EXERCÍCIO
Reproduza fielmente as linhas do material a partir da linha que contém "help-icon[interactable]: ? xyxy=(208,205,226,223)" até a linha que contém "share-button[interactable]: ⋖ xyxy=(1697,499,1729,531)", incluindo ambas.

[Entradas de regiões rotuladas]
╔══

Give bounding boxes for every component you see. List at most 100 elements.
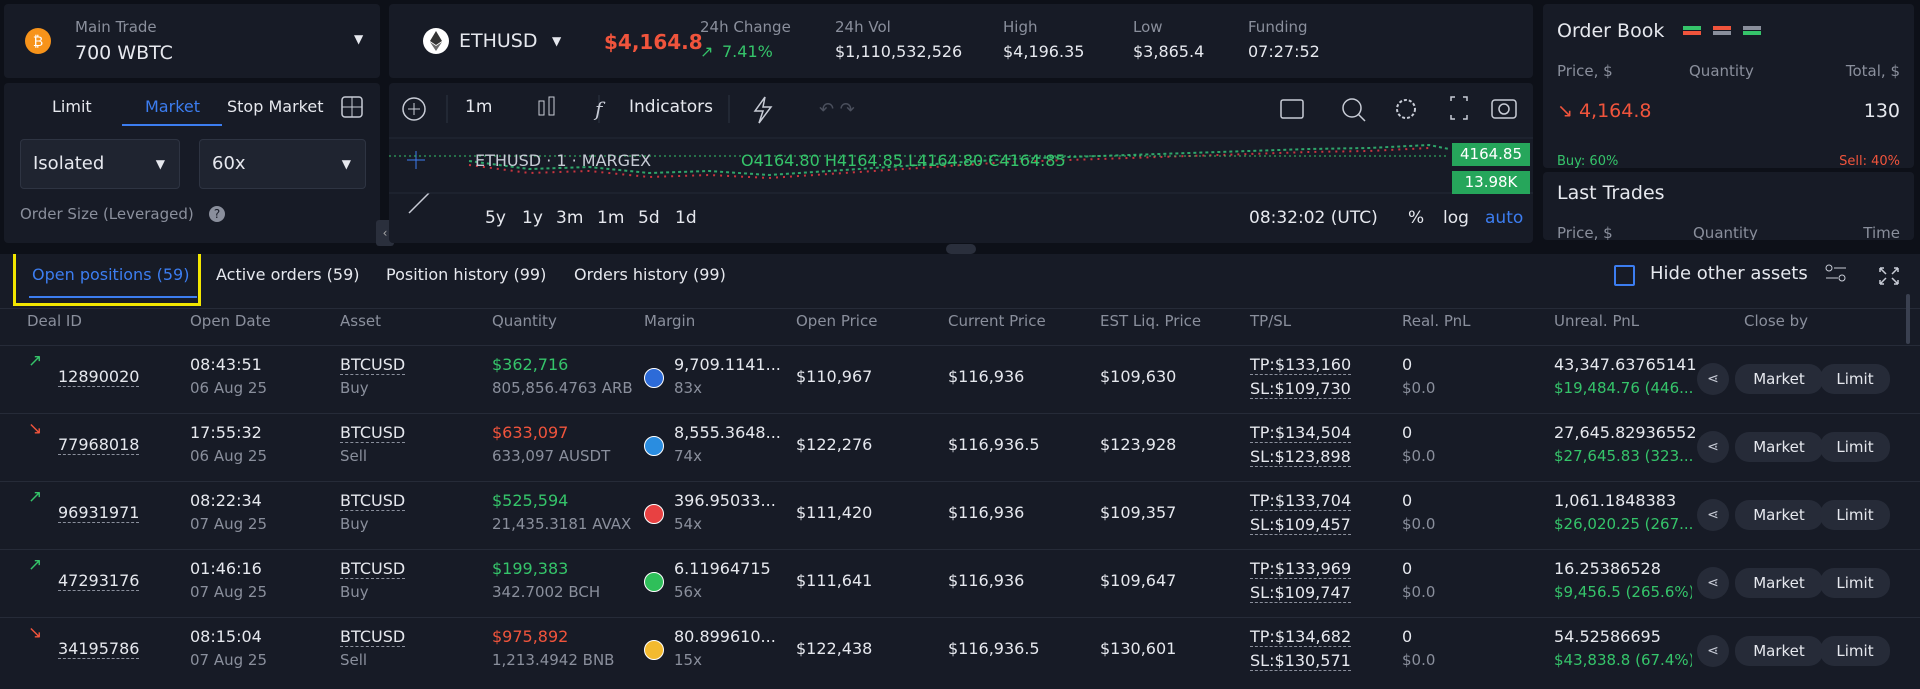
help-icon[interactable]: ? xyxy=(208,205,226,223)
take-profit[interactable]: TP:$133,704 xyxy=(1250,491,1352,511)
close-market-button[interactable]: Market xyxy=(1735,500,1823,530)
stop-loss[interactable]: SL:$109,457 xyxy=(1250,515,1351,535)
hide-other-assets[interactable]: Hide other assets xyxy=(1650,263,1808,284)
stat-label: 24h Change xyxy=(700,18,791,36)
take-profit[interactable]: TP:$133,969 xyxy=(1250,559,1352,579)
coin-icon xyxy=(644,368,664,388)
close-market-button[interactable]: Market xyxy=(1735,432,1823,462)
share-button[interactable]: ⋖ xyxy=(1697,499,1729,531)
column-header: Open Date xyxy=(190,312,271,330)
share-button[interactable]: ⋖ xyxy=(1697,363,1729,395)
close-limit-button[interactable]: Limit xyxy=(1820,432,1890,462)
stop-loss[interactable]: SL:$123,898 xyxy=(1250,447,1351,467)
leverage: 60x xyxy=(212,153,246,174)
column-header: Quantity xyxy=(492,312,557,330)
indicators-button[interactable]: Indicators xyxy=(629,97,713,117)
asset[interactable]: BTCUSD xyxy=(340,355,406,375)
position-tab[interactable]: Position history (99) xyxy=(386,265,547,284)
asset[interactable]: BTCUSD xyxy=(340,423,406,443)
range-button[interactable]: 1d xyxy=(675,208,697,228)
unreal-pnl-usd: $26,020.25 (267.... xyxy=(1554,515,1692,533)
range-button[interactable]: 3m xyxy=(556,208,584,228)
stat-value: 07:27:52 xyxy=(1248,42,1320,61)
side: Sell xyxy=(340,447,368,465)
stat-label: Funding xyxy=(1248,18,1308,36)
close-limit-button[interactable]: Limit xyxy=(1820,364,1890,394)
stat-label: 24h Vol xyxy=(835,18,891,36)
side-arrow: ↘ xyxy=(28,419,43,439)
unreal-pnl: 1,061.1848383 xyxy=(1554,491,1677,510)
quantity-usd: $199,383 xyxy=(492,559,569,578)
calculator-icon[interactable] xyxy=(340,95,364,119)
order-tab[interactable]: Limit xyxy=(52,97,92,116)
svg-text:?: ? xyxy=(214,207,220,221)
caret[interactable]: ▼ xyxy=(552,34,562,48)
deal-id[interactable]: 96931971 xyxy=(58,503,140,523)
range-button[interactable]: 5d xyxy=(638,208,660,228)
order-tab[interactable]: Market xyxy=(145,97,200,116)
share-button[interactable]: ⋖ xyxy=(1697,635,1729,667)
symbol[interactable]: ETHUSD xyxy=(459,30,538,52)
deal-id[interactable]: 47293176 xyxy=(58,571,140,591)
close-market-button[interactable]: Market xyxy=(1735,364,1823,394)
scale-option[interactable]: auto xyxy=(1485,208,1524,228)
open-date: 06 Aug 25 xyxy=(190,447,267,465)
asset[interactable]: BTCUSD xyxy=(340,491,406,511)
stop-loss[interactable]: SL:$109,747 xyxy=(1250,583,1351,603)
interval[interactable]: 1m xyxy=(465,97,493,117)
resize-handle[interactable] xyxy=(946,244,976,254)
book-last-price: ↘ 4,164.8 xyxy=(1557,100,1652,122)
asset[interactable]: BTCUSD xyxy=(340,627,406,647)
take-profit[interactable]: TP:$133,160 xyxy=(1250,355,1352,375)
stop-loss[interactable]: SL:$109,730 xyxy=(1250,379,1351,399)
range-button[interactable]: 1y xyxy=(522,208,543,228)
real-pnl: 0 xyxy=(1402,355,1413,374)
position-tab[interactable]: Orders history (99) xyxy=(574,265,726,284)
close-market-button[interactable]: Market xyxy=(1735,636,1823,666)
margin-mode-select[interactable]: Isolated ▼ xyxy=(20,139,180,189)
highlight-box xyxy=(13,254,201,306)
deal-id[interactable]: 12890020 xyxy=(58,367,140,387)
real-pnl: 0 xyxy=(1402,627,1413,646)
checkbox[interactable] xyxy=(1614,265,1635,286)
take-profit[interactable]: TP:$134,504 xyxy=(1250,423,1352,443)
close-limit-button[interactable]: Limit xyxy=(1820,568,1890,598)
open-price: $111,420 xyxy=(796,503,873,522)
position-tab[interactable]: Active orders (59) xyxy=(216,265,360,284)
leverage: 56x xyxy=(674,583,702,601)
svg-text:f: f xyxy=(593,97,606,121)
coin-icon xyxy=(644,640,664,660)
order-tab[interactable]: Stop Market xyxy=(227,97,324,116)
share-button[interactable]: ⋖ xyxy=(1697,567,1729,599)
range-button[interactable]: 1m xyxy=(597,208,625,228)
stop-loss[interactable]: SL:$130,571 xyxy=(1250,651,1351,671)
scale-option[interactable]: log xyxy=(1443,208,1469,228)
close-limit-button[interactable]: Limit xyxy=(1820,500,1890,530)
column-header: Real. PnL xyxy=(1402,312,1471,330)
account-panel[interactable]: ₿ Main Trade 700 WBTC ▼ xyxy=(4,4,380,78)
range-button[interactable]: 5y xyxy=(485,208,506,228)
book-view-icons[interactable] xyxy=(1683,24,1773,38)
deal-id[interactable]: 77968018 xyxy=(58,435,140,455)
column-header: Deal ID xyxy=(27,312,82,330)
asset[interactable]: BTCUSD xyxy=(340,559,406,579)
close-limit-button[interactable]: Limit xyxy=(1820,636,1890,666)
ticker-panel: ETHUSD ▼ $4,164.8 24h Change ↗ 7.41% 24h Vo… xyxy=(389,4,1533,78)
unreal-pnl: 16.25386528 xyxy=(1554,559,1661,578)
quantity-coin: 1,213.4942 BNB xyxy=(492,651,615,669)
margin-mode: Isolated xyxy=(33,153,105,174)
scale-option[interactable]: % xyxy=(1408,208,1425,228)
leverage-select[interactable]: 60x ▼ xyxy=(199,139,366,189)
position-tab[interactable]: Open positions (59) xyxy=(32,265,190,284)
leverage: 74x xyxy=(674,447,702,465)
panel-icons[interactable] xyxy=(1824,262,1904,286)
close-market-button[interactable]: Market xyxy=(1735,568,1823,598)
share-button[interactable]: ⋖ xyxy=(1697,431,1729,463)
scrollbar[interactable] xyxy=(1906,294,1910,344)
leverage: 15x xyxy=(674,651,702,669)
account-label: Main Trade xyxy=(75,18,157,36)
column-header: Price, $ xyxy=(1557,62,1613,80)
take-profit[interactable]: TP:$134,682 xyxy=(1250,627,1352,647)
caret: ▼ xyxy=(341,157,351,171)
deal-id[interactable]: 34195786 xyxy=(58,639,140,659)
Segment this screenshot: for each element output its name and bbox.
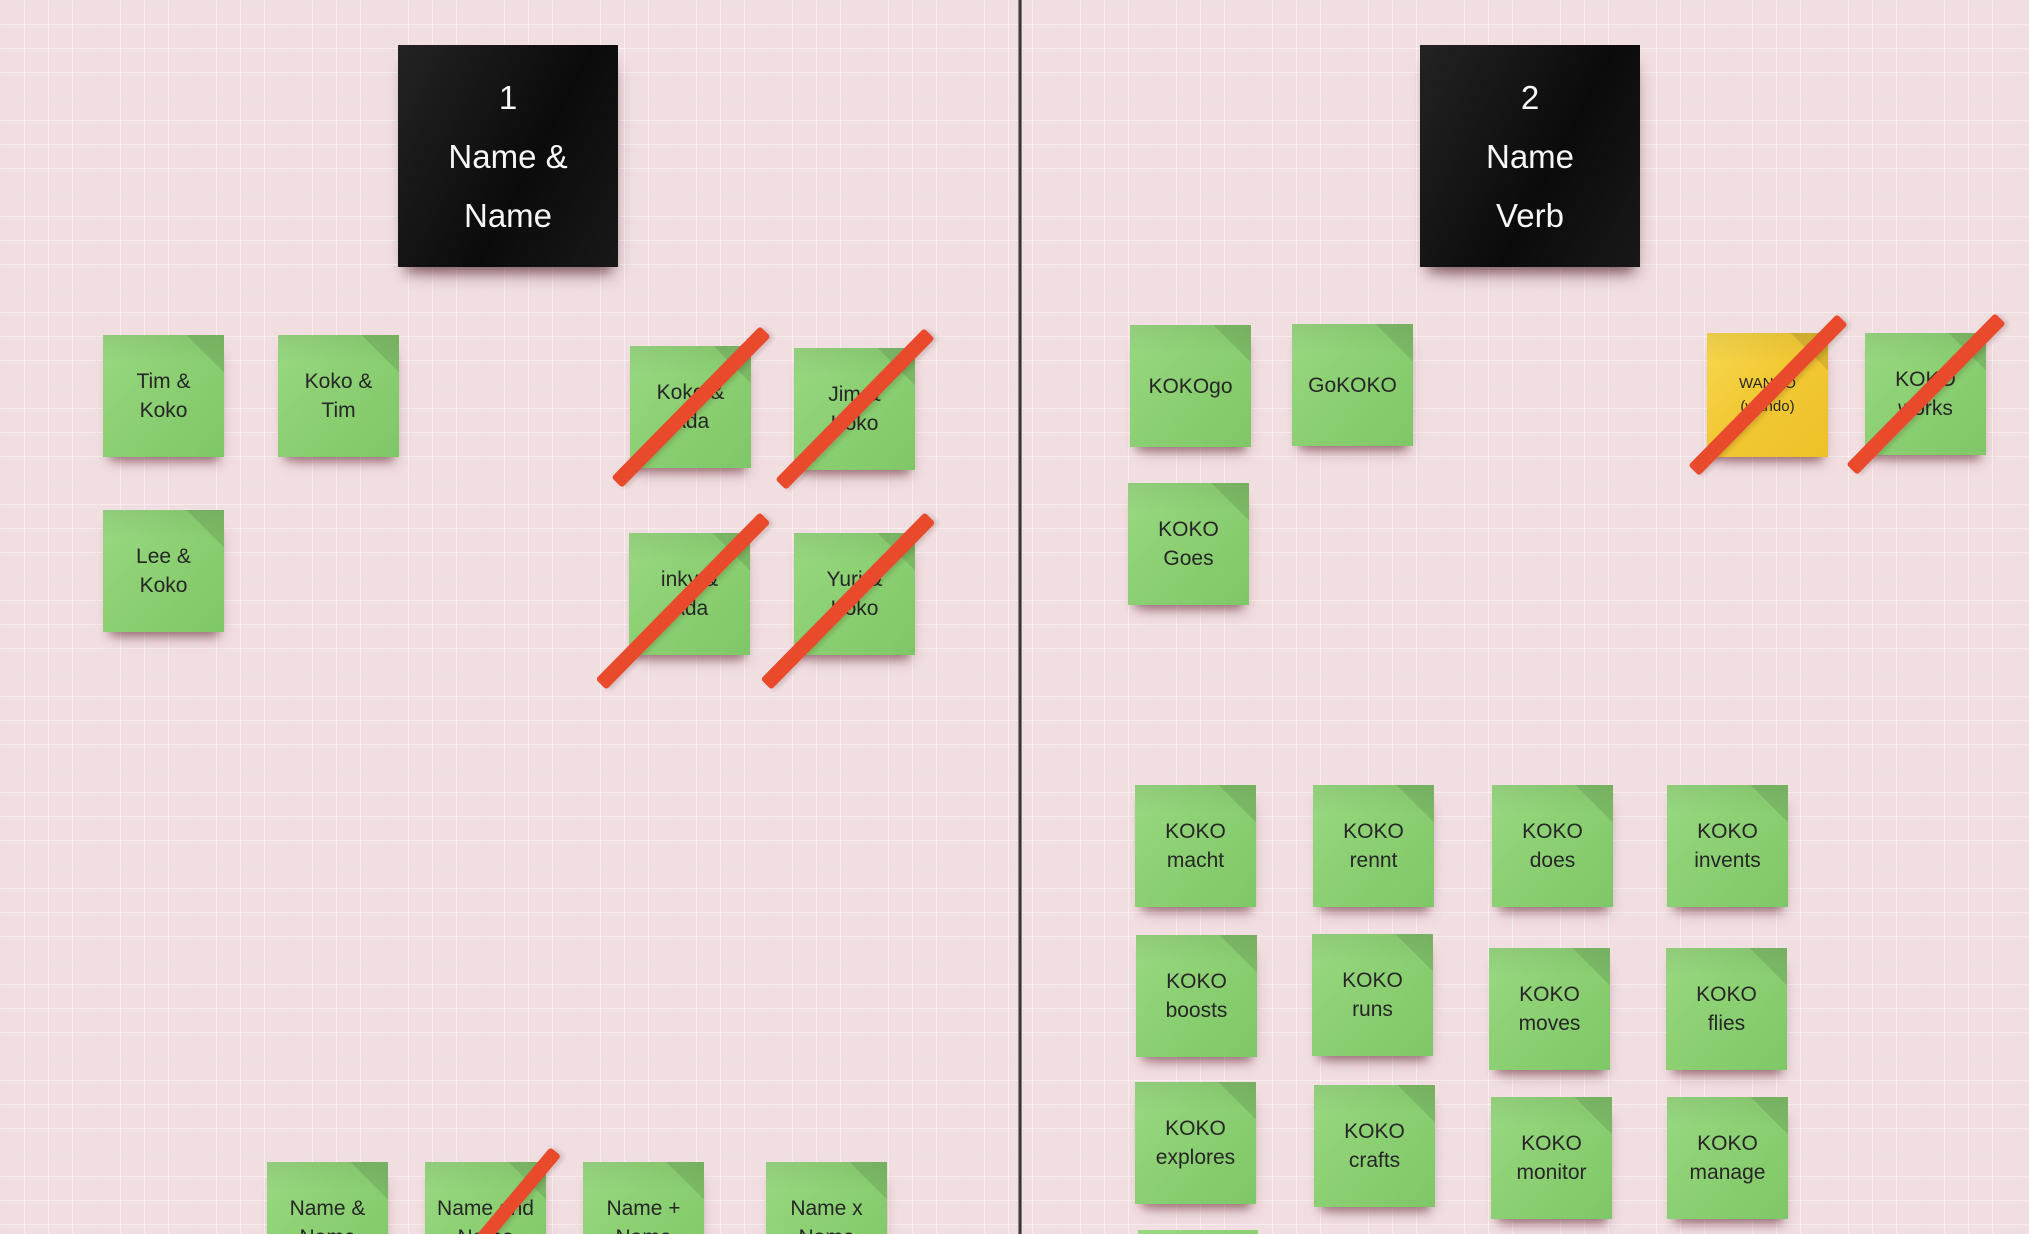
note-name-x-name[interactable]: Name x Name — [766, 1162, 887, 1234]
note-text-line: invents — [1694, 849, 1761, 872]
note-koko-flies[interactable]: KOKO flies — [1666, 948, 1787, 1070]
note-text-line: KOKO — [1696, 983, 1757, 1006]
note-name-amp-name[interactable]: Name & Name — [267, 1162, 388, 1234]
note-text-line: GoKOKO — [1308, 373, 1397, 397]
note-text-line: Name — [615, 1223, 671, 1234]
note-koko-boosts[interactable]: KOKO boosts — [1136, 935, 1257, 1057]
note-text-line: does — [1529, 849, 1576, 872]
note-inky-ada[interactable]: inky & Ada — [595, 512, 770, 690]
note-text-line: rennt — [1349, 849, 1398, 872]
header-line: Name — [1485, 137, 1575, 175]
note-text-line: crafts — [1348, 1149, 1401, 1172]
note-koko-manage[interactable]: KOKO manage — [1667, 1097, 1788, 1219]
note-partially-visible[interactable] — [1138, 1230, 1258, 1234]
cross-out-stroke[interactable] — [595, 512, 770, 690]
section-divider-line[interactable] — [1018, 0, 1022, 1234]
note-koko-does[interactable]: KOKO does — [1492, 785, 1613, 907]
note-text-line: Name x — [790, 1197, 863, 1220]
note-text-line: manage — [1689, 1161, 1766, 1184]
note-koko-ada[interactable]: Koko & Ada — [610, 326, 771, 488]
cross-out-stroke[interactable] — [760, 512, 935, 690]
note-koko-explores[interactable]: KOKO explores — [1135, 1082, 1256, 1204]
note-yuri-koko[interactable]: Yuri & Koko — [760, 512, 935, 690]
note-koko-macht[interactable]: KOKO macht — [1135, 785, 1256, 907]
note-text-line: Lee & — [136, 545, 191, 568]
note-text-line: KOKO — [1165, 820, 1226, 843]
note-text-line: Name + — [606, 1197, 681, 1220]
note-text-line: macht — [1166, 849, 1225, 872]
note-text-line: KOKOgo — [1148, 374, 1233, 398]
note-text-line: explores — [1155, 1146, 1236, 1169]
header-line: 1 — [498, 78, 518, 116]
note-text-line: KOKO — [1344, 1120, 1405, 1143]
note-koko-goes[interactable]: KOKO Goes — [1128, 483, 1249, 605]
note-koko-moves[interactable]: KOKO moves — [1489, 948, 1610, 1070]
cross-out-stroke[interactable] — [1687, 314, 1848, 476]
note-text-line: Koko & — [304, 370, 373, 393]
note-jim-koko[interactable]: Jim & Koko — [774, 328, 935, 490]
note-text-line: KOKO — [1521, 1132, 1582, 1155]
header-note-1-name-and-name[interactable]: 1 Name & Name — [398, 45, 618, 267]
note-koko-works[interactable]: KOKO works — [1845, 313, 2006, 475]
header-line: Verb — [1496, 196, 1564, 234]
note-gokoko[interactable]: GoKOKO — [1292, 324, 1413, 446]
note-text-line: KOKO — [1166, 970, 1227, 993]
cross-out-stroke[interactable] — [1845, 313, 2006, 475]
note-text-line: boosts — [1165, 999, 1228, 1022]
note-kokogo[interactable]: KOKOgo — [1130, 325, 1251, 447]
note-text-line: KOKO — [1697, 820, 1758, 843]
note-koko-rennt[interactable]: KOKO rennt — [1313, 785, 1434, 907]
note-text-line: KOKO — [1342, 969, 1403, 992]
note-koko-invents[interactable]: KOKO invents — [1667, 785, 1788, 907]
note-koko-crafts[interactable]: KOKO crafts — [1314, 1085, 1435, 1207]
note-text-line: moves — [1518, 1012, 1581, 1035]
header-note-2-name-verb[interactable]: 2 Name Verb — [1420, 45, 1640, 267]
note-text-line: KOKO — [1165, 1117, 1226, 1140]
note-text-line: KOKO — [1519, 983, 1580, 1006]
note-wando[interactable]: WANDO (wando) — [1687, 314, 1848, 476]
note-text-line: Name — [299, 1223, 355, 1234]
note-text-line: runs — [1352, 998, 1393, 1021]
note-text-line: KOKO — [1343, 820, 1404, 843]
note-koko-monitor[interactable]: KOKO monitor — [1491, 1097, 1612, 1219]
note-text-line: Koko — [139, 399, 188, 422]
cross-out-stroke[interactable] — [774, 328, 935, 490]
header-line: Name & — [448, 137, 568, 175]
note-text-line: KOKO — [1158, 518, 1219, 541]
note-koko-tim[interactable]: Koko & Tim — [278, 335, 399, 457]
note-text-line: Name — [798, 1223, 854, 1234]
note-text-line: KOKO — [1522, 820, 1583, 843]
header-line: Name — [463, 196, 553, 234]
note-tim-koko[interactable]: Tim & Koko — [103, 335, 224, 457]
header-line: 2 — [1520, 78, 1540, 116]
note-name-and-name[interactable]: Name and Name — [425, 1147, 562, 1234]
note-text-line: monitor — [1516, 1161, 1587, 1184]
note-name-plus-name[interactable]: Name + Name — [583, 1162, 704, 1234]
note-text-line: Goes — [1163, 547, 1214, 570]
note-text-line: flies — [1707, 1012, 1746, 1035]
cross-out-stroke[interactable] — [610, 326, 771, 488]
note-text-line: Name & — [289, 1197, 366, 1220]
note-text-line: Tim & — [136, 370, 191, 393]
note-text-line: Koko — [139, 574, 188, 597]
note-koko-runs[interactable]: KOKO runs — [1312, 934, 1433, 1056]
note-lee-koko[interactable]: Lee & Koko — [103, 510, 224, 632]
note-text-line: Tim — [321, 399, 356, 422]
note-text-line: KOKO — [1697, 1132, 1758, 1155]
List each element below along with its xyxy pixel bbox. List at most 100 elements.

╚══

RESPOSTA AO EXERCÍCIO
help-icon[interactable]: ? xyxy=(208,205,226,223)
take-profit[interactable]: TP:$133,704 xyxy=(1250,491,1352,511)
close-market-button[interactable]: Market xyxy=(1735,500,1823,530)
stop-loss[interactable]: SL:$109,457 xyxy=(1250,515,1351,535)
hide-other-assets[interactable]: Hide other assets xyxy=(1650,263,1808,284)
stat-label: 24h Change xyxy=(700,18,791,36)
take-profit[interactable]: TP:$133,969 xyxy=(1250,559,1352,579)
coin-icon xyxy=(644,368,664,388)
close-market-button[interactable]: Market xyxy=(1735,432,1823,462)
share-button[interactable]: ⋖ xyxy=(1697,499,1729,531)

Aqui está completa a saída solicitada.